* What is asked: Keep the pictures out and restate every record exactly.

* Entries shown:
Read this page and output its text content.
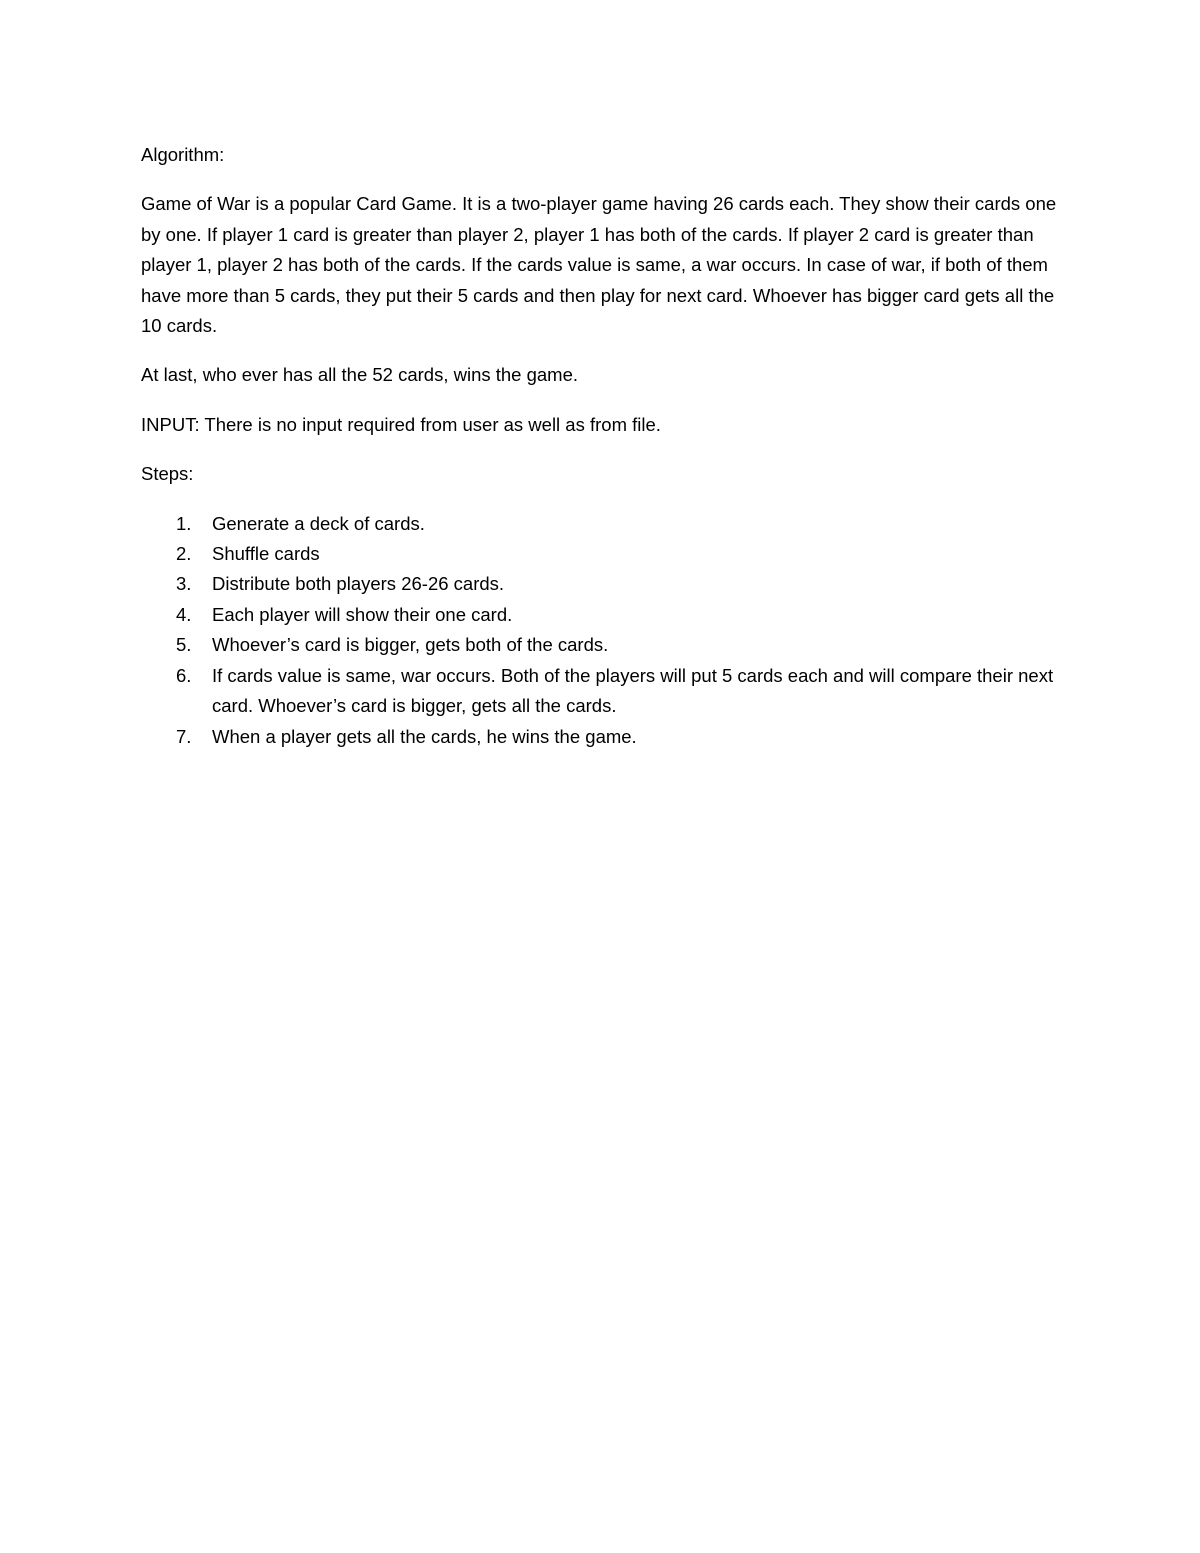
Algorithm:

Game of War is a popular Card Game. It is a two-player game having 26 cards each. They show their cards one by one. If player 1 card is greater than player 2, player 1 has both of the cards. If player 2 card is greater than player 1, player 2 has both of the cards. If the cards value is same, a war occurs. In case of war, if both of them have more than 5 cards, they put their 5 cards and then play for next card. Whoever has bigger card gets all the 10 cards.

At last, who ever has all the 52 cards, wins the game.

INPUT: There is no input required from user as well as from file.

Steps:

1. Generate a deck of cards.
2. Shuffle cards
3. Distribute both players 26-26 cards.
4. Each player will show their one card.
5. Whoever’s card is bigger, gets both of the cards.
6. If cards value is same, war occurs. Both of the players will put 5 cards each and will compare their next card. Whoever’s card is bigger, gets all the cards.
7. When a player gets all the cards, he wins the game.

* Response to the task:
Read this page and output its text content.
Algorithm:

Game of War is a popular Card Game. It is a two-player game having 26 cards each. They show their cards one by one. If player 1 card is greater than player 2, player 1 has both of the cards. If player 2 card is greater than player 1, player 2 has both of the cards. If the cards value is same, a war occurs. In case of war, if both of them have more than 5 cards, they put their 5 cards and then play for next card. Whoever has bigger card gets all the 10 cards.

At last, who ever has all the 52 cards, wins the game.

INPUT: There is no input required from user as well as from file.

Steps:

1. Generate a deck of cards.
2. Shuffle cards
3. Distribute both players 26-26 cards.
4. Each player will show their one card.
5. Whoever’s card is bigger, gets both of the cards.
6. If cards value is same, war occurs. Both of the players will put 5 cards each and will compare their next card. Whoever’s card is bigger, gets all the cards.
7. When a player gets all the cards, he wins the game.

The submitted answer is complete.